>> START

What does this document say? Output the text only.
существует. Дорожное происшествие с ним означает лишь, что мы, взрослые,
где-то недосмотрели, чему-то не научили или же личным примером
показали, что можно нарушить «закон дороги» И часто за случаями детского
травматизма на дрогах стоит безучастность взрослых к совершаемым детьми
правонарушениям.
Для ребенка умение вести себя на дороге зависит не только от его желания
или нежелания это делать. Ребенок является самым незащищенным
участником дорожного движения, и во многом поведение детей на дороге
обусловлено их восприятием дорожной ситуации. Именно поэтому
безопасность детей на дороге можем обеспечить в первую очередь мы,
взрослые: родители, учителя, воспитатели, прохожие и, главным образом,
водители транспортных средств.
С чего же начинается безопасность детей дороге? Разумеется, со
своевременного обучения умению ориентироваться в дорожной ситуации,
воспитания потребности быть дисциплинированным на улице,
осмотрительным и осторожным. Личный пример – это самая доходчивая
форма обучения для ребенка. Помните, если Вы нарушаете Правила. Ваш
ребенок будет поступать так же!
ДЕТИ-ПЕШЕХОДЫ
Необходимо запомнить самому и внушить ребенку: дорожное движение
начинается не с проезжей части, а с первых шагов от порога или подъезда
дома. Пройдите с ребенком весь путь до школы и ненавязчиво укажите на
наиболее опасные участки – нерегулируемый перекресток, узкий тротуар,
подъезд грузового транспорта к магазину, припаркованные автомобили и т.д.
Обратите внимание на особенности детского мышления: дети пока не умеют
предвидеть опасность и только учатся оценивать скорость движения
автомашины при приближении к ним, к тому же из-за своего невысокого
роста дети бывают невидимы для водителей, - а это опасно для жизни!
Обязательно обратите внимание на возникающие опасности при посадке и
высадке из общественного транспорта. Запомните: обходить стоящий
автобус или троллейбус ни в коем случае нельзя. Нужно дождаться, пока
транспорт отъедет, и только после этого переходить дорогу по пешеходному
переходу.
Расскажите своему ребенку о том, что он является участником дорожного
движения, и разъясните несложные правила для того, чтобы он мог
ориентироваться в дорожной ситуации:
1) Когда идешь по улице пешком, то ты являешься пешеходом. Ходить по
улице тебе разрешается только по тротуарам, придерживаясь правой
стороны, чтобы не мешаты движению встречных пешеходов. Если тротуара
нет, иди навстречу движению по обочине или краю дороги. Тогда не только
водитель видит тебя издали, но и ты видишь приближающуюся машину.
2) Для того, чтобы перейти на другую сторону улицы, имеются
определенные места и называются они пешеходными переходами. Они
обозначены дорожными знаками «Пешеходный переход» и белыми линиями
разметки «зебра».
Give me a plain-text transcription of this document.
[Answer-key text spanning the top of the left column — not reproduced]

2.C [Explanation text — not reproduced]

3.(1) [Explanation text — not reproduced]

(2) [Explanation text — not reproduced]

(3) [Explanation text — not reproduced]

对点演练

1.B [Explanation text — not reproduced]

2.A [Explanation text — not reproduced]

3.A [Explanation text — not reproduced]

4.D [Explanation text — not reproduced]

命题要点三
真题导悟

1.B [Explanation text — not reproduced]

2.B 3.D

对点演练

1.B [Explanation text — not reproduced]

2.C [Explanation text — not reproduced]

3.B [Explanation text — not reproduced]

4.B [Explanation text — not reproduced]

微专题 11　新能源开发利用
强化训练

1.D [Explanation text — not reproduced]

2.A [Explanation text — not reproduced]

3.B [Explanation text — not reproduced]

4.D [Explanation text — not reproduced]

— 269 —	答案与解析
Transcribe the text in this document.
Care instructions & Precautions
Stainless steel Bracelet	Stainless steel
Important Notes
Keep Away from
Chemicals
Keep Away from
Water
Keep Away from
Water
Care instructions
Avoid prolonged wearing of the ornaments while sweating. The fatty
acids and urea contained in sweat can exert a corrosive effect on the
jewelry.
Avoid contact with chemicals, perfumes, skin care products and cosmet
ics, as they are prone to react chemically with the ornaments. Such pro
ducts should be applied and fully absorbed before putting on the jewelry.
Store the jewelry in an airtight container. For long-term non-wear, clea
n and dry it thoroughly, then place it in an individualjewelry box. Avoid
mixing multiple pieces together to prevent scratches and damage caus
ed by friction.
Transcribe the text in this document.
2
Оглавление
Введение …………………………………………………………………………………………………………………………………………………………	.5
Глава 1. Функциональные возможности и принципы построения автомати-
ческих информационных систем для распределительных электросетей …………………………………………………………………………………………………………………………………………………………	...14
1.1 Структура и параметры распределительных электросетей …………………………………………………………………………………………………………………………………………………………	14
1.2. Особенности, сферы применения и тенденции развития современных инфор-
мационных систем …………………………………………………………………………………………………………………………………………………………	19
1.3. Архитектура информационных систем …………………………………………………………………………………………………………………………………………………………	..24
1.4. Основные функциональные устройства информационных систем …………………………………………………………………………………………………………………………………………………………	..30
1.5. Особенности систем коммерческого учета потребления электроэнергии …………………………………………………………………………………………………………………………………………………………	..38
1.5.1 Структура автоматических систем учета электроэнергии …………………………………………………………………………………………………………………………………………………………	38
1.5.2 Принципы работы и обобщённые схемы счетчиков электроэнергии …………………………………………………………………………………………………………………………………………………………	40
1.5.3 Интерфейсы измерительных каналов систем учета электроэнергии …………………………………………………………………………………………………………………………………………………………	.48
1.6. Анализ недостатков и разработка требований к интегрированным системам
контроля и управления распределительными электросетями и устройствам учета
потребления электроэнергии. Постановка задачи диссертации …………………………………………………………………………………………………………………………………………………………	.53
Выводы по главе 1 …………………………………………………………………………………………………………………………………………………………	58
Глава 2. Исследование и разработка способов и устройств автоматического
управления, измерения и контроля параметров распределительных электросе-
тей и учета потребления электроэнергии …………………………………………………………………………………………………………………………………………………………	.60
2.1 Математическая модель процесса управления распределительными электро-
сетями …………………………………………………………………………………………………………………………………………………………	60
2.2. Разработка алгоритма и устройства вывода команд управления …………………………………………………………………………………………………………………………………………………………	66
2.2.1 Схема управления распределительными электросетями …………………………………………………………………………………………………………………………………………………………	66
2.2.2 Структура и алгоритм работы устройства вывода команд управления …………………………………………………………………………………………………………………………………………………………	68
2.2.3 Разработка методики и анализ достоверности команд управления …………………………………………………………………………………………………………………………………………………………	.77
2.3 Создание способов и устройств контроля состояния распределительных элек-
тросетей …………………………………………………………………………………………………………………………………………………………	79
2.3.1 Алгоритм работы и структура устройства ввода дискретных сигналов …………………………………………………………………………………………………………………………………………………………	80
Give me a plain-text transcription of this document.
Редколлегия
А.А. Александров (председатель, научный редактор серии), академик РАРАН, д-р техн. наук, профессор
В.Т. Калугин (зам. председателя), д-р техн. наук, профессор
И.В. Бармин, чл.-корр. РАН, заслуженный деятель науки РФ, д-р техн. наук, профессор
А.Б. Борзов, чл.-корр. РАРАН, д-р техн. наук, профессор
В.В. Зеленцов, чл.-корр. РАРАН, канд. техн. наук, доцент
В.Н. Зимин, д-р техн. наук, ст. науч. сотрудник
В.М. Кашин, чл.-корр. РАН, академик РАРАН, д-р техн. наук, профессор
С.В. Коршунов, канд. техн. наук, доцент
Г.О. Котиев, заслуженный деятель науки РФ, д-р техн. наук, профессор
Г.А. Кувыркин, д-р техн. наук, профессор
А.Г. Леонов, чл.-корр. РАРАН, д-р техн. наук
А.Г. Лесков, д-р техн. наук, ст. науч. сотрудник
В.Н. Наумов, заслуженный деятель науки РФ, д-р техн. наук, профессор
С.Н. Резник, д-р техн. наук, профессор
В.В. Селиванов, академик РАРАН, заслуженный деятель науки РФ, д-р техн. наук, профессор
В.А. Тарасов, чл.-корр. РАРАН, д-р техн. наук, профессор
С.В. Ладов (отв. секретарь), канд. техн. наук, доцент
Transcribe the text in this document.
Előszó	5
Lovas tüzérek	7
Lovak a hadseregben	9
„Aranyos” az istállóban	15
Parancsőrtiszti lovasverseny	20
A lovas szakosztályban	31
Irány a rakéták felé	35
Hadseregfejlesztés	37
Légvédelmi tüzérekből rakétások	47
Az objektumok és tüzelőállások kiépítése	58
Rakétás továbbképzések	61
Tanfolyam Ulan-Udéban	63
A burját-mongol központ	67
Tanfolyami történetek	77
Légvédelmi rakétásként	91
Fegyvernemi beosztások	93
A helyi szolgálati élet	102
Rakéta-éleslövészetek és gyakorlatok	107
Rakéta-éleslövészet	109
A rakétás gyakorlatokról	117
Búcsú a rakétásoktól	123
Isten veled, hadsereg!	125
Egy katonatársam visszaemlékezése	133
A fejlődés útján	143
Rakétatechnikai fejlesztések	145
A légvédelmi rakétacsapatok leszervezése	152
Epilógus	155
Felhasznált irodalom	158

>> END

:: What this task involves ::
Check each line above for the string "начинается", then copy the ones that have it.

:: Exercise result ::
С чего же начинается безопасность детей дороге? Разумеется, со
начинается не с проезжей части, а с первых шагов от порога или подъезда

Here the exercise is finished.